#### [Problem to solve]
Review the lines that follow and copy each one that contains the word "subscribers".

[Supplied data start]

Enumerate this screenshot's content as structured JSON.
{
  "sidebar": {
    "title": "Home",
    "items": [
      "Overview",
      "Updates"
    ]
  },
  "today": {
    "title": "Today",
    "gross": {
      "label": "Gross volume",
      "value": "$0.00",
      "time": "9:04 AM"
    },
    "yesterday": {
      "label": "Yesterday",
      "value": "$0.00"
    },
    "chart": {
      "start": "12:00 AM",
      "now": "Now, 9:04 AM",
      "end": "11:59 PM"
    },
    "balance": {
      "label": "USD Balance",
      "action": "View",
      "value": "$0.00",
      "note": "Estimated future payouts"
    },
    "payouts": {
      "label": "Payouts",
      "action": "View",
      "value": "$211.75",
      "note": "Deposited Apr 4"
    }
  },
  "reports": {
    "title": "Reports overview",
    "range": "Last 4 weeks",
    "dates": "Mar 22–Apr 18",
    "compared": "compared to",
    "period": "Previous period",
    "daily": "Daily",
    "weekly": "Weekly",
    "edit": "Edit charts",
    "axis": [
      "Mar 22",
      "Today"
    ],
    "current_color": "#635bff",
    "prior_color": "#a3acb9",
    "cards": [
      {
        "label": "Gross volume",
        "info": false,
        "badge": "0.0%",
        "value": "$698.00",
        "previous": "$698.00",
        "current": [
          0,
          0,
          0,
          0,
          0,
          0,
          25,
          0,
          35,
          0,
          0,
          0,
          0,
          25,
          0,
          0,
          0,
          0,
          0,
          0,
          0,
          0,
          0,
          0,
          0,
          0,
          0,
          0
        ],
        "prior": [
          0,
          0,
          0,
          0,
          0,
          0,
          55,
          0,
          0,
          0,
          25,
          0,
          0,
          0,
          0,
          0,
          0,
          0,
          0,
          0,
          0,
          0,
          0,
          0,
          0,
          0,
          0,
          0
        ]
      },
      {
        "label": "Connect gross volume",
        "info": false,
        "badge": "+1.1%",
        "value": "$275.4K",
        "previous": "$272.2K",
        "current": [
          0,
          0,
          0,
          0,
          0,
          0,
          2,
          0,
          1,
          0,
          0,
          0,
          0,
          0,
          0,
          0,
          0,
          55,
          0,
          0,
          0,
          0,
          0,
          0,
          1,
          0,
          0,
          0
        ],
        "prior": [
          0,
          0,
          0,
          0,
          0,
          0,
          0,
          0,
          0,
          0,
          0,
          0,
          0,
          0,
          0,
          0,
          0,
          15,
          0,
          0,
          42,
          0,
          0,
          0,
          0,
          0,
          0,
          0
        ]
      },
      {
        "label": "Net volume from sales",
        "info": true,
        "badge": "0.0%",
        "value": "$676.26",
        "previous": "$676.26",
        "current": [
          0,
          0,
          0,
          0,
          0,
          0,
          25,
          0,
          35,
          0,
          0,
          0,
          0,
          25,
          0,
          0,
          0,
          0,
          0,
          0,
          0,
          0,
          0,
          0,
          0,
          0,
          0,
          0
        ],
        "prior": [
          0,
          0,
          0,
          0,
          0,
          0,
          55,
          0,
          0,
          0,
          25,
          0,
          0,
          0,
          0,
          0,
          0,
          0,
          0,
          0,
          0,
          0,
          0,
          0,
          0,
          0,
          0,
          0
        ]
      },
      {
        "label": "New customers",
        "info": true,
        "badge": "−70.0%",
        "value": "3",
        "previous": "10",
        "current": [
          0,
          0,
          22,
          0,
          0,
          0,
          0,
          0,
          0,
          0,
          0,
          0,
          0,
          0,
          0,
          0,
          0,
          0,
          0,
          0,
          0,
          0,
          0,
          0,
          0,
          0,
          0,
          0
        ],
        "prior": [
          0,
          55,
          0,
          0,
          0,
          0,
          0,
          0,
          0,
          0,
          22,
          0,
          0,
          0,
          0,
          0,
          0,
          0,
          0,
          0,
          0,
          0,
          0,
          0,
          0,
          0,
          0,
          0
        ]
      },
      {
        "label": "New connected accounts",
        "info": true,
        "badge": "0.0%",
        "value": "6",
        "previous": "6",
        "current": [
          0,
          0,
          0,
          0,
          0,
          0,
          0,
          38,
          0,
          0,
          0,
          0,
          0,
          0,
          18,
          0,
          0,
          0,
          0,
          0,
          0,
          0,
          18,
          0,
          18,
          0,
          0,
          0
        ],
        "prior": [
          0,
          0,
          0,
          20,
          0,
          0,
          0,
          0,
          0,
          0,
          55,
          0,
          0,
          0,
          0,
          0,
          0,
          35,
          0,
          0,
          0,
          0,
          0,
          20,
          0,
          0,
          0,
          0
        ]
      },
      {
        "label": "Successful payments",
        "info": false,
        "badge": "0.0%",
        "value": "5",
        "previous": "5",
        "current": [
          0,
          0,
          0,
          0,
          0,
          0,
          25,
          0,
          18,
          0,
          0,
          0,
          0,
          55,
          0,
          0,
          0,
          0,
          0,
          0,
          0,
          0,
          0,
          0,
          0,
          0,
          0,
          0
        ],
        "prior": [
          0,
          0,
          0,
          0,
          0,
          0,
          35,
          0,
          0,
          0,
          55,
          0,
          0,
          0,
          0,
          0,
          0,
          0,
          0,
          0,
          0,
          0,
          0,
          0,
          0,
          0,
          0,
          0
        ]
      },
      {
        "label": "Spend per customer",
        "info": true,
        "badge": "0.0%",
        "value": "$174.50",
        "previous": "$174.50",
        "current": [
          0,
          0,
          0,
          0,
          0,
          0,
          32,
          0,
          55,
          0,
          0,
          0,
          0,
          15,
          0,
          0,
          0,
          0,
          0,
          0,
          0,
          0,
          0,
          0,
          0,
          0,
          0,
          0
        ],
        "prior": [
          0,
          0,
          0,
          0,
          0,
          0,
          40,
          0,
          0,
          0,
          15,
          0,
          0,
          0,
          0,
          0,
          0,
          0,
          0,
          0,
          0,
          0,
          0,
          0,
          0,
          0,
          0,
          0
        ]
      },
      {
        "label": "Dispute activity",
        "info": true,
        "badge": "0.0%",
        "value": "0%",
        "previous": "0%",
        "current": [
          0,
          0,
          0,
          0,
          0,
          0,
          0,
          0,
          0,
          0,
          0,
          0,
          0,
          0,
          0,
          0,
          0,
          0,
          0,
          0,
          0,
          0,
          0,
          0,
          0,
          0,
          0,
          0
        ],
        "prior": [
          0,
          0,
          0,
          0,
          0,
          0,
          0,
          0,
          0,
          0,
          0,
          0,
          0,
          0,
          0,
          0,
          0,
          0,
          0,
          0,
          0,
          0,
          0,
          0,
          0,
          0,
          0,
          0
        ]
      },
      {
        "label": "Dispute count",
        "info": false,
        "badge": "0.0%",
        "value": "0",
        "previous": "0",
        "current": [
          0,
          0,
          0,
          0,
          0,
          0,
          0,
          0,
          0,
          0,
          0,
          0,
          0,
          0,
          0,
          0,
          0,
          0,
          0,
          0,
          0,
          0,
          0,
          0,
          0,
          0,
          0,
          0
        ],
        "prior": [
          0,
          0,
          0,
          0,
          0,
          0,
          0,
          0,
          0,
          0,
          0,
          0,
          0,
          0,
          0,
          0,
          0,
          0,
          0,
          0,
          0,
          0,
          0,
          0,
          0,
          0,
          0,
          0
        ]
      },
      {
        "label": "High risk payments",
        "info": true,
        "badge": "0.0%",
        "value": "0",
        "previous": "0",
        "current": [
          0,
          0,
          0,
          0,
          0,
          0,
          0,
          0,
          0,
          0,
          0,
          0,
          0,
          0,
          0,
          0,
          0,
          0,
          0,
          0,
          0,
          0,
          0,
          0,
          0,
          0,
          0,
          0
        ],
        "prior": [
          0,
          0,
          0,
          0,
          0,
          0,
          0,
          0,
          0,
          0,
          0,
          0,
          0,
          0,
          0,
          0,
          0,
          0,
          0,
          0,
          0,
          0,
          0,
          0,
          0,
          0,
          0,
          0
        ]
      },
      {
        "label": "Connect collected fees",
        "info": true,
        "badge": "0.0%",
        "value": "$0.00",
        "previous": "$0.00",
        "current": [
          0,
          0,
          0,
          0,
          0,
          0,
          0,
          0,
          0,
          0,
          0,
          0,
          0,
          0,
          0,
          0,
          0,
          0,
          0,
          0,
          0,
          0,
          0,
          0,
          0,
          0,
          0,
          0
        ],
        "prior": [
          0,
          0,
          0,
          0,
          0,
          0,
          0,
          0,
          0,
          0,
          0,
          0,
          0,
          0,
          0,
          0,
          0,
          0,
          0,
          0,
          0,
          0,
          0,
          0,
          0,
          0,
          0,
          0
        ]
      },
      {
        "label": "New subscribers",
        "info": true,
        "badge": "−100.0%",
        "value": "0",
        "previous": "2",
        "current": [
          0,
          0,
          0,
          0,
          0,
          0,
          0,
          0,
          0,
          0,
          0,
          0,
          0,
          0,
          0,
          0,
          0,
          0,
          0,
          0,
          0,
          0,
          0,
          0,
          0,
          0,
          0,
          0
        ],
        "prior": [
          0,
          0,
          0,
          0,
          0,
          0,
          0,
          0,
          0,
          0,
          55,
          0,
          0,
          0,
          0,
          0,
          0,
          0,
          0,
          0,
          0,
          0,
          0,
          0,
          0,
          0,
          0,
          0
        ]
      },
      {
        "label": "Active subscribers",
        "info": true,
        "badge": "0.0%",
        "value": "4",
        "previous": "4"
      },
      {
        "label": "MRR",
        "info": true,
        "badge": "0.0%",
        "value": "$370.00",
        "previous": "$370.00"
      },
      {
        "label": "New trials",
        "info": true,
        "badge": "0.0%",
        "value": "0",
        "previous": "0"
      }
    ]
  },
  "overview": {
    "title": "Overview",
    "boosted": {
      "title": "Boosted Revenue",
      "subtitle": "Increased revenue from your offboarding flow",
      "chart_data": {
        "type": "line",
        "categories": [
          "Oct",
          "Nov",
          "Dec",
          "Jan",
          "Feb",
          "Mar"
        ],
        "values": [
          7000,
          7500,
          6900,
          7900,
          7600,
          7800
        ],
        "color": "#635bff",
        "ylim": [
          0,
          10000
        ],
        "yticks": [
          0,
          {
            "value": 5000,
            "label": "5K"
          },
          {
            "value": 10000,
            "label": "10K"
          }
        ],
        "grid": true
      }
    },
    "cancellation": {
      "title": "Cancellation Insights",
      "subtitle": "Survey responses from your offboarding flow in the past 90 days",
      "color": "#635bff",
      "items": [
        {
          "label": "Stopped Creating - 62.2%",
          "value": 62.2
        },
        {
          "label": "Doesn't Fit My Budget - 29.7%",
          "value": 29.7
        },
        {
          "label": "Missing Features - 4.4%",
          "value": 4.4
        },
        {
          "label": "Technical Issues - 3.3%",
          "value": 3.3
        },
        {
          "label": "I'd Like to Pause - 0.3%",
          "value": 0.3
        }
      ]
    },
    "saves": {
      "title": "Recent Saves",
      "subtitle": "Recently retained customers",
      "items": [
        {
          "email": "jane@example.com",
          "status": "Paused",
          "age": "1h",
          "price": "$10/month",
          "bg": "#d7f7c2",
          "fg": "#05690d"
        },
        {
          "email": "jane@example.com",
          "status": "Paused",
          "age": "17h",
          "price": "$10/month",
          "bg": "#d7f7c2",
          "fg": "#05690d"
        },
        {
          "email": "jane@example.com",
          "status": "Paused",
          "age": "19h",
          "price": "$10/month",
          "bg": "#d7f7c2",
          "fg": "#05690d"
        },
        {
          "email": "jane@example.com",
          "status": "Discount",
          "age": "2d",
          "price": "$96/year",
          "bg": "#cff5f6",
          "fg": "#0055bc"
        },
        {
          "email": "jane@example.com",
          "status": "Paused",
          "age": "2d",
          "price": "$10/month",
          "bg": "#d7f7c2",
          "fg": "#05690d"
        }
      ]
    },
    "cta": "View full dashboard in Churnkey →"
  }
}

[Supplied data end]

#### [Answer below]
        "label": "New subscribers",
        "label": "Active subscribers",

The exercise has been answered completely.